### PAGE TEXT:
A Case of Labile BP in a Patient With Oropharyngeal Carcinoma

Jem Marie Golbin a,, Albert Bui b, Michael Philippone b, Rendell Ashton c, Simon Mucha b
PMCID: PMC11492219  PMID: 39389690

Case Presentation

A 71-year-old man with a history of recurrent tonsillar squamous cell carcinoma was admitted to the hospital with oropharyngeal bleeding. He received high-dose radiation therapy with curative intent. On day 4 of hospitalization, he demonstrated hypoxia resulting from an airway mucus plug and was brought to the medical ICU.


His past medical history was significant for resection of bilateral tonsils and soft palate followed by chemotherapy and radiation therapy. This was complicated by vocal cord paralysis, diaphragmatic dysfunction, and chronic aspiration, for which he previously had undergone placement of a percutaneous endoscopic gastrostomy tube and tracheostomy.

While in the medical ICU, wide swings in BP were noted. Systolic BP ranged from 60 to 70 mm Hg at its trough to 200 to 230 mm Hg at its peak within hours or sometimes even minutes. He remained asymptomatic during the hypertensive episodes, but became lightheaded and lethargic during hypotensive episodes. He also demonstrated a dramatic response to several antihypertensives, including metoprolol, labetalol, captopril, and hydralazine, during periods of hypertension. He likewise demonstrated a pronounced response to fluid boluses, norepinephrine, and phenylephrine during periods of hypotension. Even gentle interventions for either hypotension or hypertension often led to overcorrection to the other hemodynamic extreme.

Records from a data collection

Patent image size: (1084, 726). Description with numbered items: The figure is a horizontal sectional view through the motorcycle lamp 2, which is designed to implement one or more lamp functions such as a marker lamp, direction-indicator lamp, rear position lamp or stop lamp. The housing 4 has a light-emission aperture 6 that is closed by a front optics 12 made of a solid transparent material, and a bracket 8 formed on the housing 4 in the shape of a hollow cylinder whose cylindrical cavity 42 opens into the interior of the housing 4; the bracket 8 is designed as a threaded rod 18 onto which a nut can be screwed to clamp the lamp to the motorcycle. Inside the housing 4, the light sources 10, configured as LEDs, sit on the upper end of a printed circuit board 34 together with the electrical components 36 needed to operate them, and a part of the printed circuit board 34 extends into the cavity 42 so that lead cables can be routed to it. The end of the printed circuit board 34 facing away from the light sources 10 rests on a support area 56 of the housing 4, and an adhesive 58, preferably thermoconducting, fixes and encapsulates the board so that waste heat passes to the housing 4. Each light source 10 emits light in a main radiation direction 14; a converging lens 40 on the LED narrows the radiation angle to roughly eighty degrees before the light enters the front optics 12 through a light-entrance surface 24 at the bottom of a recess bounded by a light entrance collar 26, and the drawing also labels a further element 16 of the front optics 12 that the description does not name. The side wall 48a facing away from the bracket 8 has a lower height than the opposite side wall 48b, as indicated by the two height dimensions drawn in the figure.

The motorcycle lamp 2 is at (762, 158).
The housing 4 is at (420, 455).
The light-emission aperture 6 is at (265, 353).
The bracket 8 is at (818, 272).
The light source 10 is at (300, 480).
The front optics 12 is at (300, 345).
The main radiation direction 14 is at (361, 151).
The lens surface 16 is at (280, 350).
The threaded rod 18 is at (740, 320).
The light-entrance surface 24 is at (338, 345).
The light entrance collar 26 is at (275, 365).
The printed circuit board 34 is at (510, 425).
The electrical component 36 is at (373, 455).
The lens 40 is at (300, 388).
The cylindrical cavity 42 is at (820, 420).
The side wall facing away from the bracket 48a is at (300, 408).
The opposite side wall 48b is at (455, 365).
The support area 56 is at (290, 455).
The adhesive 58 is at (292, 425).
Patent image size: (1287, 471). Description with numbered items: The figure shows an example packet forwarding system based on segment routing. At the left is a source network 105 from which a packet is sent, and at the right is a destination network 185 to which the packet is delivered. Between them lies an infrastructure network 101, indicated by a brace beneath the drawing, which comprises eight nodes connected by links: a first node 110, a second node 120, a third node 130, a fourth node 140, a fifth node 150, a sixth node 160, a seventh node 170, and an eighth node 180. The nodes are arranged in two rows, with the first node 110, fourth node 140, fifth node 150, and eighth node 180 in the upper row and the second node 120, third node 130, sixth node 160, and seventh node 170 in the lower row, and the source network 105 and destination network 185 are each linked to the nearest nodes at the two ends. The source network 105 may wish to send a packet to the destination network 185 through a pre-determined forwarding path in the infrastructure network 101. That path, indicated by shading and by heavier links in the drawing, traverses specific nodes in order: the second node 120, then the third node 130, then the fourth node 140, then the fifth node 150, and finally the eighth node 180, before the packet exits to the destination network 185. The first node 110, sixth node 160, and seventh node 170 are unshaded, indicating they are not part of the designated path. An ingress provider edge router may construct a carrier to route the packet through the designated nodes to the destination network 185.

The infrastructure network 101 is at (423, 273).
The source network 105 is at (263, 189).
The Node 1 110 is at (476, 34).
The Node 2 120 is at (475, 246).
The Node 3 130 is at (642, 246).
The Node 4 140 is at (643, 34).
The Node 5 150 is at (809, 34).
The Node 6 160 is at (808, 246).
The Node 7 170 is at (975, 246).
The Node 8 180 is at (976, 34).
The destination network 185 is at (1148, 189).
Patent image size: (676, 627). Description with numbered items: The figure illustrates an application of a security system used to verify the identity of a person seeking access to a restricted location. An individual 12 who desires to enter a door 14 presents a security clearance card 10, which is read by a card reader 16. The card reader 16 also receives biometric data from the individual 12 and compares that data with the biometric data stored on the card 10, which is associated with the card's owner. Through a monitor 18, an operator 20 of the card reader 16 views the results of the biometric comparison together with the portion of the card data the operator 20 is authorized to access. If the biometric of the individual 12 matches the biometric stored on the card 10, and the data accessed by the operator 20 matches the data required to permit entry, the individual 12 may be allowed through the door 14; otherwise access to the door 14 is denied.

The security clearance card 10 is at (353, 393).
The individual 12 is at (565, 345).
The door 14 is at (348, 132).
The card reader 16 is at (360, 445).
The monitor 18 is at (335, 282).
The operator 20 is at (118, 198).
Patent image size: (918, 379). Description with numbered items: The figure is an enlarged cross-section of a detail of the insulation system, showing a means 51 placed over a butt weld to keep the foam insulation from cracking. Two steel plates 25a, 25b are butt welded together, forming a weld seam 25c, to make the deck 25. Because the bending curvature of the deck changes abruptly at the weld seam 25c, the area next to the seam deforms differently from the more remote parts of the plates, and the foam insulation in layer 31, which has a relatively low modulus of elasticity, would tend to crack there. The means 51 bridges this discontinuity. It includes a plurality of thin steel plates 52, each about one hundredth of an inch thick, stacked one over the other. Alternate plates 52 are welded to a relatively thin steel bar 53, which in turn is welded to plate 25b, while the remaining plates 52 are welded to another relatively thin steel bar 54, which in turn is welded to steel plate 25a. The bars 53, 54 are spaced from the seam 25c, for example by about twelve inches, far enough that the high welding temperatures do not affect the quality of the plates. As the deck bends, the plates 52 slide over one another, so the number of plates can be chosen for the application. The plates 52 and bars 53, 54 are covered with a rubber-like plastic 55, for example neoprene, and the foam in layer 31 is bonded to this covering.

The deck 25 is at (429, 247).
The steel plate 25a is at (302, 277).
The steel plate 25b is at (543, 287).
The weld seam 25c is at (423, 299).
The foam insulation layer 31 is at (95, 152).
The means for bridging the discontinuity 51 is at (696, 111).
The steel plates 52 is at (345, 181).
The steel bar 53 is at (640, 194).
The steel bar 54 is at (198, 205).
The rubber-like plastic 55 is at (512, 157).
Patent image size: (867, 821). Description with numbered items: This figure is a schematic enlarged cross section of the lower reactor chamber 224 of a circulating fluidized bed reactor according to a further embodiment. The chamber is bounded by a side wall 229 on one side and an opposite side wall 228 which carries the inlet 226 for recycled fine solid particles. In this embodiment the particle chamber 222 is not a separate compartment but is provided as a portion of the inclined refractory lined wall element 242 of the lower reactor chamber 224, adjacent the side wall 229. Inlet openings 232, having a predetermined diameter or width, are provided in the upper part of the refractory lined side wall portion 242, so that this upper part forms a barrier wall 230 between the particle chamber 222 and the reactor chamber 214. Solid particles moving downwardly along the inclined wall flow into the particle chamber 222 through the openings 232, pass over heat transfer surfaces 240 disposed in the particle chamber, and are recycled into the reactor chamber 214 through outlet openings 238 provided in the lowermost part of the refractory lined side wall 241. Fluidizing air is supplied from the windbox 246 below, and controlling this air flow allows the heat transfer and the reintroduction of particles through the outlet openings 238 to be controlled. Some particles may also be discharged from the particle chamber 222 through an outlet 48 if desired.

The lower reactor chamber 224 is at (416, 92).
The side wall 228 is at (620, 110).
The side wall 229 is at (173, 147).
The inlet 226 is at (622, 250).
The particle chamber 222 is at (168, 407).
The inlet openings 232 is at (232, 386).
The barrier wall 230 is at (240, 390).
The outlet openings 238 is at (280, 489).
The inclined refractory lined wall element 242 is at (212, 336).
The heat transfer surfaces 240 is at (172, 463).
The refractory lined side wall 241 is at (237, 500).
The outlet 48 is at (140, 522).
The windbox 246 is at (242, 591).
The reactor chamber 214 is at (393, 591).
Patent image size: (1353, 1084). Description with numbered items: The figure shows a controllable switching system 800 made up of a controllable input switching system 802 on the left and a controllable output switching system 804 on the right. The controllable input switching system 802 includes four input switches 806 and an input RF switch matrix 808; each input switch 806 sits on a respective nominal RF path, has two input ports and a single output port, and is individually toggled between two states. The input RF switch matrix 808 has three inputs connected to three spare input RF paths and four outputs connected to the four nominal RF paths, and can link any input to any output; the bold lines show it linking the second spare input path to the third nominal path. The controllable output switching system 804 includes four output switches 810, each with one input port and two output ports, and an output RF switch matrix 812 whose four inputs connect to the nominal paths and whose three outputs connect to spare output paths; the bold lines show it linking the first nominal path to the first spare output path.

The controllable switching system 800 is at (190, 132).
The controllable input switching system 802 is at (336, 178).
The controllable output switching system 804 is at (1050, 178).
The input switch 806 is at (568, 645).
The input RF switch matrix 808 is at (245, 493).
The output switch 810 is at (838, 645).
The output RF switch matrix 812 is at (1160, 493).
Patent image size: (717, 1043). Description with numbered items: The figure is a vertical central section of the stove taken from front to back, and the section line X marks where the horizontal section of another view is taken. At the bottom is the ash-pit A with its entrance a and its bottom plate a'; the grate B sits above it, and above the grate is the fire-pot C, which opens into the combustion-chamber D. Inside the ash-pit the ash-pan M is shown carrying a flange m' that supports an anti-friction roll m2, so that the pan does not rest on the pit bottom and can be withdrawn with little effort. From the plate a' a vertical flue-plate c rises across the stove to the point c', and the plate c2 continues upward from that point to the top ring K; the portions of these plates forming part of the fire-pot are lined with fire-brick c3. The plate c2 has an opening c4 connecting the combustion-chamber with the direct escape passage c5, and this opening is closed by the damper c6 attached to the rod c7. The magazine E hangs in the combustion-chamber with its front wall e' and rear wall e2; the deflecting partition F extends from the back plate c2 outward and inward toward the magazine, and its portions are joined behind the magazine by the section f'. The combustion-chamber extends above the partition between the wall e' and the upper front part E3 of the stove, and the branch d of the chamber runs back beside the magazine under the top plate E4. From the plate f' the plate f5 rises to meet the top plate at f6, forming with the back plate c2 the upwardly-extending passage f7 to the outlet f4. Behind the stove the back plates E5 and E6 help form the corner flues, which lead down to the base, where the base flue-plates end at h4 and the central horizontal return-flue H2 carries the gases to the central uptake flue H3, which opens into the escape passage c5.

### WHAT TO DO:
(1) In the case report on labile blood pressure, what caused the patient's hypoxia on day 4 of hospitalization?
(2) Continue the case report on labile blood pressure in oropharyngeal carcinoma, starting after its last sentence.

### PER-TASK OUTPUTS:
(1) An airway mucus plug.

(2)
Physical Examination Findings

BP varied from 74 to 223 mm Hg systolic to 43 to 87 mm Hg diastolic. Heart rate (HR) ranged from 67 to 100 beats/min, but most of the time was 70 to 80 beats/min, respiratory rate was 18 breaths/min, and oxyhemoglobin saturation was 95% while with 40% Fio2.

Orthostatic testing revealed a supine BP of 155 mm Hg systolic and 52 mm Hg diastolic and HR of 83 beats/min, followed by a sitting BP of 74 mm Hg systolic and 43 mm Hg diastolic and HR of 81 beats/min. Standing vital signs were not measured because of the patient’s frailty and clinical condition.

Fluid boluses or vasopressor administration resulted in rapid lability in BP (Fig 1). For example, on initial administration of phenylephrine, BP increased from 98 mm Hg systolic and 41 mm Hg diastolic to 176 mm Hg systolic and 65 mm Hg diastolic, although HR only changed from 81 to 92 beats/min.

Figure 1.

Figure 1

Graph showing MAP and HR responses after several hemodynamic interventions. HR = heart rate; MAP = mean arterial pressure.

During episodes of hypertension, he was not in distress and not diaphoretic. Physical examination at these times was significant for: absent soft palate, thick oral secretions, no jugular venous distention, clear breath sounds, normal HR with regular rhythm, no murmur or extra heart sounds, soft abdomen without any palpable masses, and warm and well-perfused extremities. Neurologic examination results were negative for gross deficits.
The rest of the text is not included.